» GOAL: Could you output each line of the data that follows exactly?

» INPUT FOR THIS TASK:
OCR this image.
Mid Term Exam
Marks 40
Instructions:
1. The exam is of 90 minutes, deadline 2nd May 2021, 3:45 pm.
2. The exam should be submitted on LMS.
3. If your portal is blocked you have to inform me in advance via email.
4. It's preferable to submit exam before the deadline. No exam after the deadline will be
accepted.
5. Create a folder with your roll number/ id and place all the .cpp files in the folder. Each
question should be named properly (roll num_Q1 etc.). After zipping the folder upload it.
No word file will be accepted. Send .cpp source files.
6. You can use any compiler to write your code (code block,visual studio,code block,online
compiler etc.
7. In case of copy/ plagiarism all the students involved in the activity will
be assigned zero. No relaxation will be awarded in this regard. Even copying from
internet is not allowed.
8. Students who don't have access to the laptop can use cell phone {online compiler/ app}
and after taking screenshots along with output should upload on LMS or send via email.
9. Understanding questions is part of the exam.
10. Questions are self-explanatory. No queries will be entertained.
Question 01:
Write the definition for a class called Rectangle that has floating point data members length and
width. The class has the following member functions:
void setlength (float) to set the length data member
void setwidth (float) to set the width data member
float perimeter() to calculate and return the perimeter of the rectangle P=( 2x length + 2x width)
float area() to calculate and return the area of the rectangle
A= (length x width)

» ANSWER BELOW:
OCR this image.
Mid Term Exam
Marks 40
Instructions:
1. The exam is of 90 minutes, deadline 2nd May 2021, 3:45 pm.
2. The exam should be submitted on LMS.
3. If your portal is blocked you have to inform me in advance via email.
4. It's preferable to submit exam before the deadline. No exam after the deadline will be
accepted.
5. Create a folder with your roll number/ id and place all the .cpp files in the folder. Each
question should be named properly (roll num_Q1 etc.). After zipping the folder upload it.
No word file will be accepted. Send .cpp source files.
6. You can use any compiler to write your code (code block,visual studio,code block,online
compiler etc.
7. In case of copy/ plagiarism all the students involved in the activity will
be assigned zero. No relaxation will be awarded in this regard. Even copying from
internet is not allowed.
8. Students who don't have access to the laptop can use cell phone {online compiler/ app}
and after taking screenshots along with output should upload on LMS or send via email.
9. Understanding questions is part of the exam.
10. Questions are self-explanatory. No queries will be entertained.
Question 01:
Write the definition for a class called Rectangle that has floating point data members length and
width. The class has the following member functions:
void setlength (float) to set the length data member
void setwidth (float) to set the width data member
float perimeter() to calculate and return the perimeter of the rectangle P=( 2x length + 2x width)
float area() to calculate and return the area of the rectangle
A= (length x width)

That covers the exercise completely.